Alright, yet you still didnt answer why Sega or any other japanese company never tried to go for the Japan only path,
like many other niche game series over there do.
Because it has no relevance whatsoever to the topic being discussed. Shenmue was never intended to be a niche series, so why on earth would Sega (or anybody else, for that matter) intentionally alienate 98.6% of the world’s population by only releasing it in Japan?
If the japanese audience is so much bigger and the IP so much more popular over there, why did it even need all of these steps with the huge pause between S2 and 3.
Why did Yu Suzuki even had to ask for international support if Japan carries the IP single handedly?
Again, nowhere have I said that Japan single-handedly carries the IP. The data we have suggests that between 25% and 33% of all Shenmue sales have been in Japan. That might make it the most popular single region, but 67% to 75% of sales still take place elsewhere.
Sega clearly had no problem with giving away the IP to someone else as long as Sega keeps all of the IP rights,
yet the best offer didnt come from any of the dozens of japanese publishers,
you know, the country where the devs are from,
no the best offer came from a AA publisher from Austria Germany.
Sega didn’t give away the IP. They licensed it out to Yu, who then signed a publishing deal with Deep Silver a few years later. As for why it was Deep Silver who made the best offer, we can only speculate, but I expect that it’s a combination of two things.
First and foremost, it appears that, like you, Deep Silver made the mistake of massively over-estimating the popularity of Shenmue outside of Japan. Granted, it didn’t sell amazingly well here either, but had it performed similarly elsewhere (ie, been the best-selling PS4 game in its opening week) it would have sold over a million copies worldwide, which, based on Embracer’s comments and its failure to chart in any major territory outside of Japan, it seems safe to say that it didn’t.
You can literally scroll through the original Kickstarter comments
and there are 3 japanese comments within a pool of 1000 comments.

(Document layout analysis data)
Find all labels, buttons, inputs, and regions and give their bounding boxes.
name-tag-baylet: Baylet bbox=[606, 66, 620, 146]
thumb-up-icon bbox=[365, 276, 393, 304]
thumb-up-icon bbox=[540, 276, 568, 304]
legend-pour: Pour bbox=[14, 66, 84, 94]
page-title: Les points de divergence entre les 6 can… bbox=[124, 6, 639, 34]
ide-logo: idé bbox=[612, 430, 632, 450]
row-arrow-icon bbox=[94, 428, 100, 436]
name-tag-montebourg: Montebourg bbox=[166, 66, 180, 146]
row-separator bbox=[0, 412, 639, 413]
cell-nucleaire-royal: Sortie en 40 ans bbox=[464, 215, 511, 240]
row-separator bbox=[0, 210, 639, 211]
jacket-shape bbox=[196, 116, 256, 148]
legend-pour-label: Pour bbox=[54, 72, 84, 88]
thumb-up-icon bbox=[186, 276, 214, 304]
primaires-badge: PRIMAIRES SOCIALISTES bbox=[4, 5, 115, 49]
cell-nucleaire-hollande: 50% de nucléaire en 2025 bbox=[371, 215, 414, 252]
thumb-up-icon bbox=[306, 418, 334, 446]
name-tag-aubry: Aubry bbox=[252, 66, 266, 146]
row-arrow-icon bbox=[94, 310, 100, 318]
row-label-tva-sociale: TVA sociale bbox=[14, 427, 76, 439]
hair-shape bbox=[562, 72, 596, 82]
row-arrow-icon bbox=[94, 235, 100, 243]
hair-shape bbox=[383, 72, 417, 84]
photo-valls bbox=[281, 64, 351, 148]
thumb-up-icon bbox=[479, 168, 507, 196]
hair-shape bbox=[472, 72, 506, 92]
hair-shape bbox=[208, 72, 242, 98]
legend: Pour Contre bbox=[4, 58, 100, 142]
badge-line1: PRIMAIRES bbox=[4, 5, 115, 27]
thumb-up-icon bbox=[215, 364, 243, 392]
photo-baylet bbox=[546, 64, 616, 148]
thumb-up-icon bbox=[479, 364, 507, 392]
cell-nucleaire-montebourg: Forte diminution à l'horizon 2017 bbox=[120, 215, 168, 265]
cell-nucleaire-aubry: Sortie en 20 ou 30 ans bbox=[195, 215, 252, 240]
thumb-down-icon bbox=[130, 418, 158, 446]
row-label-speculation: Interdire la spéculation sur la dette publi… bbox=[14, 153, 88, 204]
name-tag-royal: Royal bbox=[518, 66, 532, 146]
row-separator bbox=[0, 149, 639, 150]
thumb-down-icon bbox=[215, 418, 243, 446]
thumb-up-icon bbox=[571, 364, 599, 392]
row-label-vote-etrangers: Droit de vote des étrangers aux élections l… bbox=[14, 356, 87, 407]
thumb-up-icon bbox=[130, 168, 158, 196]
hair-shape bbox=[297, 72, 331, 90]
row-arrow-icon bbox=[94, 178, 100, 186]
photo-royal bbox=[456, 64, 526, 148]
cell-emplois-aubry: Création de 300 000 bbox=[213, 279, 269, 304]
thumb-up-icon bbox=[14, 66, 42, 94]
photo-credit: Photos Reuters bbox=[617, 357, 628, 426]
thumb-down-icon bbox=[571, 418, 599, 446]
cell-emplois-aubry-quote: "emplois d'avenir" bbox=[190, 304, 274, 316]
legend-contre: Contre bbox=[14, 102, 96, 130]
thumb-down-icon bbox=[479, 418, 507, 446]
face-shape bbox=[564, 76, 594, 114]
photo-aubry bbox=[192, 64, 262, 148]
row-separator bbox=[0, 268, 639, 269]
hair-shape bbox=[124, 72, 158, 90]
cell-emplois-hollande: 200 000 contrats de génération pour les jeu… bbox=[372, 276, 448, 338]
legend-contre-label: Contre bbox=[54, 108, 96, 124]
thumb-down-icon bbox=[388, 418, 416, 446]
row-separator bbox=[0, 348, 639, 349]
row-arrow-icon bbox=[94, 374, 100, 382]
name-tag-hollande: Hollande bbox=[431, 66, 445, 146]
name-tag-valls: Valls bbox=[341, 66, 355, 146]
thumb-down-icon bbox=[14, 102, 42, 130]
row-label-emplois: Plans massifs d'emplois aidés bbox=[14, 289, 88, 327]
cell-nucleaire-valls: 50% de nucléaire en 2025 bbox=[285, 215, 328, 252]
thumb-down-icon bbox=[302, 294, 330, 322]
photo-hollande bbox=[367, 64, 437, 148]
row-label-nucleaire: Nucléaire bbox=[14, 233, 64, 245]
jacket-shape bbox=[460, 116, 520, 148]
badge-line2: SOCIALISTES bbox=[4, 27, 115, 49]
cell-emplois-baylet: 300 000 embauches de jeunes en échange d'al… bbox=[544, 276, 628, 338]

WHAT THIS EXERCISE ASKS:
A: Decide whether each statement agrees with the Shenmue discussion, answering yes or no and quoting the deciding words of the text: (i) Sega gave the Shenmue IP away to someone else. (ii) Yu Suzuki signed a publishing deal with Deep Silver. (iii) The original Kickstarter comments included 3 Japanese comments among 1000.
B: Continue the Shenmue discussion from its final line.

ANSWERS FOR EACH ITEM:
A:
(i) No: "Sega didn’t give away the IP."
(ii) Yes: "They licensed it out to Yu, who then signed a publishing deal with Deep Silver a few years later."
(iii) Yes: "there are 3 japanese comments within a pool of 1000 comments."

B:
Here are some links to reuploads of some of the reactions to Shenmue 3’s announcement on NicoNico (
1,
2,
3,
4,
5). Between them they have more than 7,000 comments, all of which are in Japanese. Does that mean that no Western Shenmue fans didn’t comment on or care about Shenmue 3’s announcement? Of course not.
I really shouldn’t have to explain why Japanese people might prefer to use a Japanese site to talk about Shenmue than a western one (or vice versa), nor that comments on a Kickstarter page or NicoNico video have nothing to do with sales. Also, you do realize that some Japanese people can speak English, right?
Also i didnt say that the Shenmue content didnt came from Japan
You absolutely did. Check your original post.
All of the updated Shenmue merchandise came from western companies.
No.
It.
Didn’t.
Your own argument about Japan vs EU & US does make as much sense as mine.
Ok, then lets compare the single countries like Austria with 9 mil people or Denmark with 6 mil
against Japan with 126 mil. Not a single country in EU comes close to the population in Japan.
So i guess true japanese games can never be a success or popular in these single countries then
because its impossible to reach that same ratio.
Yeah, thats way more fair than EU / US vs Japan.
You’ve lost me a little here. My argument is (and has always been) that between 25% and 33% of all Shenmue sales have been in Japan and that the proportion of the population purchasing the games in Japan is higher than it is in Europe or North America. There is plenty of data floating around to back this up, some of which was posted a little earlier on in this thread.
For example, estimates suggest that the Shenmue HD remasters sold around 10,000 copies in their first week in the UK (around one sale for every 6,722 people), compared to 37,500 week 1 sales in Japan (around one sale for every 3,355 people). Estimates suggest that Shenmue 3 sold around 5,000 units in its first week on sale in the UK (around one sale for every 13,444 people), while we know that it sold 17,857 physical copies during its opening week in Japan (around one sale for every 7,045 people). In both cases, we can see that Shenmue is almost twice as popular in Japan when viewed as a proportion of the total population.
I guess Shenmue really is something magical. A IP / series that is literally being almost completely funded internationally
for 5, 6, 7 years now, yet the big main audience is all japanese. Sounds plausible.
For the umptienth time, nowhere have I said that the main audience for Shenmue is in Japan. Shenmue is more popular here than it is in the rest of the world, but due to Japan only making up 1.6% of the world’s population, between 67% and 75% of the total market for Shenmue is elsewhere.